Selected text >>
*** Block opens ***

# Unique Hotels from Around the World



## SeaBreeze (Oct 12, 2013)

Some of the more unique hotels from around the world...http://www.theworldgeography.com/2013/09/unique-hotels.html


----------



## Old Hipster (Oct 12, 2013)

I want to stay in the Magic Mountain Hotel.


----------



## Katybug (Oct 12, 2013)

Great thread, SeaBreeze, loved it!!!

I have always had a deep fascination with Africa, it has so many layers of interest for me.  And the hotels referenced in the link really peaked my interest, especially the giraffe sharing a meal.  I can imagine sitting out on one of the decks with a glass of wine and those gorgeous elephants wandering around below, almost surreal.  I can't get enough of reading anything about any part of it, but moi here, who can't bear to even look at a picture of a spider would be much more comfortable & prefer to stay at the hotel in Maldives of those listed.  I've heard the area is beyond description in beauty.

*** Block closes ***

Provided information >>

*** Block opens ***

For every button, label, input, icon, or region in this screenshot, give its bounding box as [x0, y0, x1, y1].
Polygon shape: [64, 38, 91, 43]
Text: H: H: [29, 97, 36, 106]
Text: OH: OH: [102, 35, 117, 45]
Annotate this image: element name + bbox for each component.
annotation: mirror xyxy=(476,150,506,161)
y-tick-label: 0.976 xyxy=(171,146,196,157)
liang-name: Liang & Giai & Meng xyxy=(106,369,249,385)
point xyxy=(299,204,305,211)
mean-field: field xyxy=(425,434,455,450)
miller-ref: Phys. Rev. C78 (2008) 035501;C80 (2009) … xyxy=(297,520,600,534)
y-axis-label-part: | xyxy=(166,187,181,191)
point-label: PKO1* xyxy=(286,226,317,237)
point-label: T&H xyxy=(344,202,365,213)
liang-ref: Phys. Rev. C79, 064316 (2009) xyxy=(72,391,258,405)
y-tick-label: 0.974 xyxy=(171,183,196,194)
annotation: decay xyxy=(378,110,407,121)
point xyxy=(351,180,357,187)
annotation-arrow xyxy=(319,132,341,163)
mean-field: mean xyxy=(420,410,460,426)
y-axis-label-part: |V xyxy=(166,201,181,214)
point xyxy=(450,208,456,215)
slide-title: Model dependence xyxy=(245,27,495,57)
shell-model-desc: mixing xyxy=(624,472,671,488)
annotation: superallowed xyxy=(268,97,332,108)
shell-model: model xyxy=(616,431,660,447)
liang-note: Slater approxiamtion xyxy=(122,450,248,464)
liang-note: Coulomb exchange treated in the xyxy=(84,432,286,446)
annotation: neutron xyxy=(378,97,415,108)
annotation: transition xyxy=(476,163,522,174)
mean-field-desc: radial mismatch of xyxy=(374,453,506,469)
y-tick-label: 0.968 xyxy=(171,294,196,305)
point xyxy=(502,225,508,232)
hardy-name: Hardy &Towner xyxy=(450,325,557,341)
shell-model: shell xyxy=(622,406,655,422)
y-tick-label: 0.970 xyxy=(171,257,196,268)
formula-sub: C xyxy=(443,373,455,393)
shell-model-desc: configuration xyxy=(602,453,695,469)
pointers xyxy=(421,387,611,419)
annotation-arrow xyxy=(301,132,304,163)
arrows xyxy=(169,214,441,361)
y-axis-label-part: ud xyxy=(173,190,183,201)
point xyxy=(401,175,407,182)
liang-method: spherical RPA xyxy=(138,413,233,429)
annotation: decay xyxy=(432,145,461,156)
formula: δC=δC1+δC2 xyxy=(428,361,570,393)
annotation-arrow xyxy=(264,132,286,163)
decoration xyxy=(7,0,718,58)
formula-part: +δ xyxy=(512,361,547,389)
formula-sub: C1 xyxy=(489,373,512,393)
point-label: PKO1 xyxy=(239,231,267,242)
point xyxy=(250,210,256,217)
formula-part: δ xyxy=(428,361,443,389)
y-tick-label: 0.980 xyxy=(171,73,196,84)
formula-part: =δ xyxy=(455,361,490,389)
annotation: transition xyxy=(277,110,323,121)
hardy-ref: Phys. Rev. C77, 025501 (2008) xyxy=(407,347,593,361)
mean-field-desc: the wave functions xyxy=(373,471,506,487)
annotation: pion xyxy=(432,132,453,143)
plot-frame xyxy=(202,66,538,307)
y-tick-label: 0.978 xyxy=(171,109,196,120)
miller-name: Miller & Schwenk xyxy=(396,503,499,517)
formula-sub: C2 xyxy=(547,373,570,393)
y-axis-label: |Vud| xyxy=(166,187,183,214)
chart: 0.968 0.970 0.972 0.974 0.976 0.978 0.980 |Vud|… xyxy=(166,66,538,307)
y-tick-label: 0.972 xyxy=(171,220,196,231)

*** Block closes ***

Exercise >>
Answer these questions about the unique hotels thread:
1. Which hotel does Old Hipster want to stay in?
2. On what date did SeaBreeze post the link?
3. Of the hotels listed, which one would Katybug prefer to stay at?
The entries stand apart from the forum thread on unique hotels and are not part of it.

Answer below >>
1. The Magic Mountain Hotel
2. Oct 12, 2013
3. The hotel in Maldives